BRIEF 1
Update the Rutgers announcement from "NEW BRUNSWICK, N.J." to "organization to 24.", writing that span out again with "chemists" in place of "physicists".

EXCERPT TO READ
|---|

NEW BRUNSWICK, N.J. – Four Rutgers professors are among 84 distinguished researchers elected to membership in the National Academy of Sciences this year, one of the highest honors an American scientist or engineer can achieve. The anthropologist and three physicists will bring the number of Rutgers faculty who are members or foreign associates of this prestigious organization to 24.

The National Academy of Sciences (NAS) is a private organization of scientists and engineers dedicated to the furtherance of science and its use for the general welfare. It was established in 1863 by a congressional act of incorporation signed by Abraham Lincoln that calls on the Academy to act as an official adviser to the federal government, upon request, in any matter of science and technology.

“Membership in the National Academy of Sciences is among the most significant honors that our faculty receive,” said Richard S. Falk, acting executive dean of the School of Arts and Sciences. “We are especially proud that four of our professors were elected this year, in recognition of their outstanding contributions to research and for being active contributors to the international scientific community.”

|---|

Annotated element entries:
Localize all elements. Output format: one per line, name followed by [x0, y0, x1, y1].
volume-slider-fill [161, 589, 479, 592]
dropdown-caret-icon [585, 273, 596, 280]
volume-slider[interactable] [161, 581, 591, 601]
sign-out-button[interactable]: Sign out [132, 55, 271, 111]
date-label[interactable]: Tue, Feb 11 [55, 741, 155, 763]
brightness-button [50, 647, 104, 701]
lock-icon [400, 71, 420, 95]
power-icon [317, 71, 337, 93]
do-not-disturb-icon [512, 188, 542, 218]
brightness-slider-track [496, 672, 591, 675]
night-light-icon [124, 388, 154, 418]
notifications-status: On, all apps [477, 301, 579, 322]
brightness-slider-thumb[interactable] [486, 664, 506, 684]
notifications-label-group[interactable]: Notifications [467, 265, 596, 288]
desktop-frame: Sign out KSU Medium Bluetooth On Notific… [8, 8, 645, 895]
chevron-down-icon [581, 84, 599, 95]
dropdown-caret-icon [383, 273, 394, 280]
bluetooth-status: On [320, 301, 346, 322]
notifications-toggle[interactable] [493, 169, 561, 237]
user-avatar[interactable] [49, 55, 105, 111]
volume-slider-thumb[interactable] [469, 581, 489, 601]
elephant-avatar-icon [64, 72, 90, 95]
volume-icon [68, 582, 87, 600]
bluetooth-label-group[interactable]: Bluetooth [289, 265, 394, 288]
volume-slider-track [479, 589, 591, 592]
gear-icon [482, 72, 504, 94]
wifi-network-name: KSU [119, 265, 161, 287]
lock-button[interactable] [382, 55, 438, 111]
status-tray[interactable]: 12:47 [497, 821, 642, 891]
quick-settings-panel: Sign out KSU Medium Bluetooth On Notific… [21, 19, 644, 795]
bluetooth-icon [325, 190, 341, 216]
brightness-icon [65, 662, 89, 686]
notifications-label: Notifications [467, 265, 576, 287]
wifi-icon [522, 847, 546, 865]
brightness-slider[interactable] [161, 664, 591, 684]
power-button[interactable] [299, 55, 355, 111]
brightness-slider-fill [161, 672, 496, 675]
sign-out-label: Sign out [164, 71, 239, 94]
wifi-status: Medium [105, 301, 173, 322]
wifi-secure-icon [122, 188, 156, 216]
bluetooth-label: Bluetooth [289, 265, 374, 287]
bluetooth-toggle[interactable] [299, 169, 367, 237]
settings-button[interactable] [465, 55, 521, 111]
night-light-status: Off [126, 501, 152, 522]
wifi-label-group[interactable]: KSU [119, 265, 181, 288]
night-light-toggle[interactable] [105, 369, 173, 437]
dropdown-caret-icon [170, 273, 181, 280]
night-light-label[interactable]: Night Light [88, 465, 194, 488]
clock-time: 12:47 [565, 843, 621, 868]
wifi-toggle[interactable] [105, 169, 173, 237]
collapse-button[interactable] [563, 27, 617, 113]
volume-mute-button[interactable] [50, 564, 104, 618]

|---|

BRIEF 2
Retype the entries from their first line to the line with "265, 596, 288]", reproducing each line without change.

TASK SOLUTION 1
NEW BRUNSWICK, N.J. – Four Rutgers professors are among 84 distinguished researchers elected to membership in the National Academy of Sciences this year, one of the highest honors an American scientist or engineer can achieve. The anthropologist and three chemists will bring the number of Rutgers faculty who are members or foreign associates of this prestigious organization to 24.

TASK SOLUTION 2
Localize all elements. Output format: one per line, name followed by [x0, y0, x1, y1].
volume-slider-fill [161, 589, 479, 592]
dropdown-caret-icon [585, 273, 596, 280]
volume-slider[interactable] [161, 581, 591, 601]
sign-out-button[interactable]: Sign out [132, 55, 271, 111]
date-label[interactable]: Tue, Feb 11 [55, 741, 155, 763]
brightness-button [50, 647, 104, 701]
lock-icon [400, 71, 420, 95]
power-icon [317, 71, 337, 93]
do-not-disturb-icon [512, 188, 542, 218]
brightness-slider-track [496, 672, 591, 675]
night-light-icon [124, 388, 154, 418]
notifications-status: On, all apps [477, 301, 579, 322]
brightness-slider-thumb[interactable] [486, 664, 506, 684]
notifications-label-group[interactable]: Notifications [467, 265, 596, 288]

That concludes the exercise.